* Work to be completed:
Select every line of the listing that contains the word "elements" and copy each one out in full.

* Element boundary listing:
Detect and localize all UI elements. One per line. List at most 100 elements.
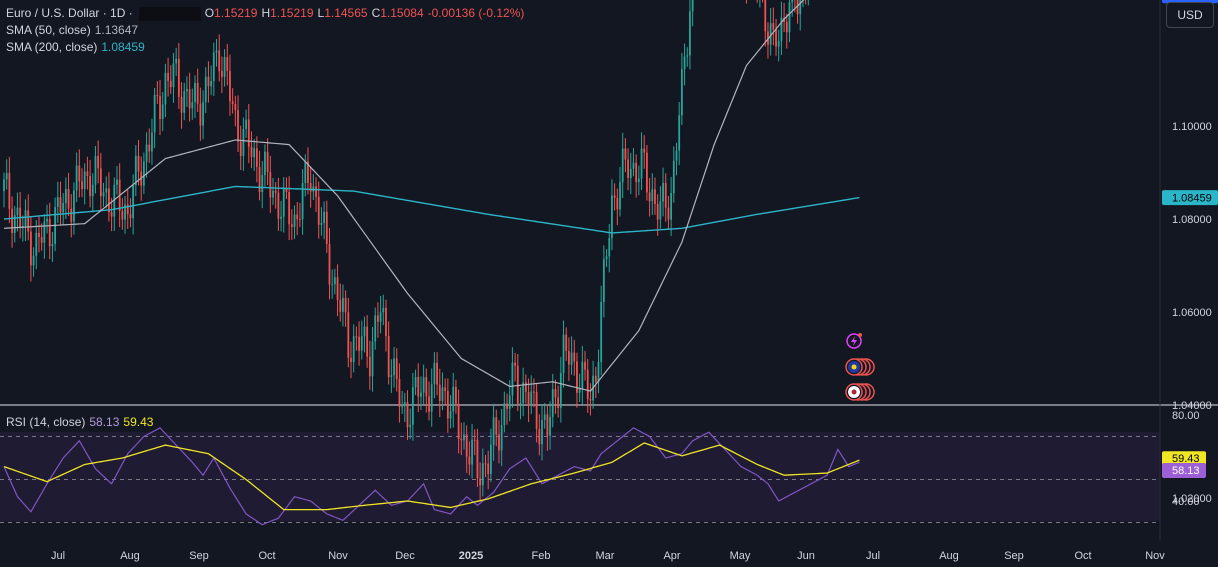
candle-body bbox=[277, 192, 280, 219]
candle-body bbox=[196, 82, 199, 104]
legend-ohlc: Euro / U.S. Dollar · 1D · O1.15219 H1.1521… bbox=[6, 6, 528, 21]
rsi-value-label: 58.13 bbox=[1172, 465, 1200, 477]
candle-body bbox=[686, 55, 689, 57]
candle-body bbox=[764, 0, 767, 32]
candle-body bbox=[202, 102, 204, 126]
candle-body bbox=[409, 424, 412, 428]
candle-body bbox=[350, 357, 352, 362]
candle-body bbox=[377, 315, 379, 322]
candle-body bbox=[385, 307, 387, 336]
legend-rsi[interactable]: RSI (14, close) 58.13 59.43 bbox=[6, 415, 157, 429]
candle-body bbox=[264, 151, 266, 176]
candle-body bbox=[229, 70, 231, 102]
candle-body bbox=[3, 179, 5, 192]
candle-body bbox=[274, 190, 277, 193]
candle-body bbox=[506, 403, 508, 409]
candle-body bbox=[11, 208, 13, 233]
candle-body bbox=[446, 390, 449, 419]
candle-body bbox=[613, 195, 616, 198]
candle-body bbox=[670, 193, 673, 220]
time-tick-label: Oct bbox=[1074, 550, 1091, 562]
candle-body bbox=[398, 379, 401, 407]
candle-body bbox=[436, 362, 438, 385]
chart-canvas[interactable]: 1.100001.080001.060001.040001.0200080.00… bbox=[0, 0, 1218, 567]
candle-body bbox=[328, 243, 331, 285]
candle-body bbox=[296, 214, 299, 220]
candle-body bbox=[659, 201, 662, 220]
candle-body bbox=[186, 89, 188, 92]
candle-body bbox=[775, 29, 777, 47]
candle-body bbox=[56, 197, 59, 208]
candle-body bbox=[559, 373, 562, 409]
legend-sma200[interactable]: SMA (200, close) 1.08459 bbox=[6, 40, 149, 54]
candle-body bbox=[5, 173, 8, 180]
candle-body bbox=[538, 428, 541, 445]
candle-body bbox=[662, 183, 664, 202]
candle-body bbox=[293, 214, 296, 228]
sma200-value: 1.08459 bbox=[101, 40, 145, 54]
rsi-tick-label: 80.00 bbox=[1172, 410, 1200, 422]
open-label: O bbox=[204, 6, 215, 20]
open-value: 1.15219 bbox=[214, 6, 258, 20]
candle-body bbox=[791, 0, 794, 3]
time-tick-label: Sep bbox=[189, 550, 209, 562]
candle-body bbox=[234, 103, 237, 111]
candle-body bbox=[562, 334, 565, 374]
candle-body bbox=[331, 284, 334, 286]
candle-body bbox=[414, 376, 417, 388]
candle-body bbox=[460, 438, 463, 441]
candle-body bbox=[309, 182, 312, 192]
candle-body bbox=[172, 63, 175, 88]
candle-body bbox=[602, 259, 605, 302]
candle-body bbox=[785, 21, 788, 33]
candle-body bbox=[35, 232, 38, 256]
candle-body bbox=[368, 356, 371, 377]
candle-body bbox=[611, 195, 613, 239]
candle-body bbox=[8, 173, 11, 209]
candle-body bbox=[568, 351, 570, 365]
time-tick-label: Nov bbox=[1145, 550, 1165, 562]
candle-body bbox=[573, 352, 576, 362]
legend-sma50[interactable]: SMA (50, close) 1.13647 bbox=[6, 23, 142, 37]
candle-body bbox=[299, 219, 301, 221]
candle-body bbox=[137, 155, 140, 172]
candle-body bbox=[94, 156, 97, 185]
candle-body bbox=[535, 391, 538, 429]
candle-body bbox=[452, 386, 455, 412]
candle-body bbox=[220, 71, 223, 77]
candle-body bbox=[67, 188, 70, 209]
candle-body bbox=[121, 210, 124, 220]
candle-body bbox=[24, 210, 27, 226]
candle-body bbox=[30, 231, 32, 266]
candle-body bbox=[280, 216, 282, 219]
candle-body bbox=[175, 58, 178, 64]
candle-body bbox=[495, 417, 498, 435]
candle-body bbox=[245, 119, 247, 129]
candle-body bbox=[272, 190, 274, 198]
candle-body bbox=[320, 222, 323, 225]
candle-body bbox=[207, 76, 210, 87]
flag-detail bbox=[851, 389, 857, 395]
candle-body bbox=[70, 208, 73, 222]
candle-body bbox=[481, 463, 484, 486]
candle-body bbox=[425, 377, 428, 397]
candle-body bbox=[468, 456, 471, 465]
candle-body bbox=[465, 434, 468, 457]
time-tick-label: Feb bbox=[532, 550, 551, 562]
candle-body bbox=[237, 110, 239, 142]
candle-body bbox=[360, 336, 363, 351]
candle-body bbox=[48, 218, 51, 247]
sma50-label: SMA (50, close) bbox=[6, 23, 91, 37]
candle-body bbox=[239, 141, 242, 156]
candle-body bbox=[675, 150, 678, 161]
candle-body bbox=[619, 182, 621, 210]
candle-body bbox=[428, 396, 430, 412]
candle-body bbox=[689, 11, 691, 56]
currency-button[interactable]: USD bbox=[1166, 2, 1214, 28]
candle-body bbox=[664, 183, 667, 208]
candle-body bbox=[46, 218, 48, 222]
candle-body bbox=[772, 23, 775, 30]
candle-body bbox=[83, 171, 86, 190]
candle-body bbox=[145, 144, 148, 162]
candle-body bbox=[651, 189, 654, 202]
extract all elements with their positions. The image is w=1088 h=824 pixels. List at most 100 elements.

* Reply:
Detect and localize all UI elements. One per line. List at most 100 elements.
extract all elements with their positions. The image is w=1088 h=824 pixels. List at most 100 elements.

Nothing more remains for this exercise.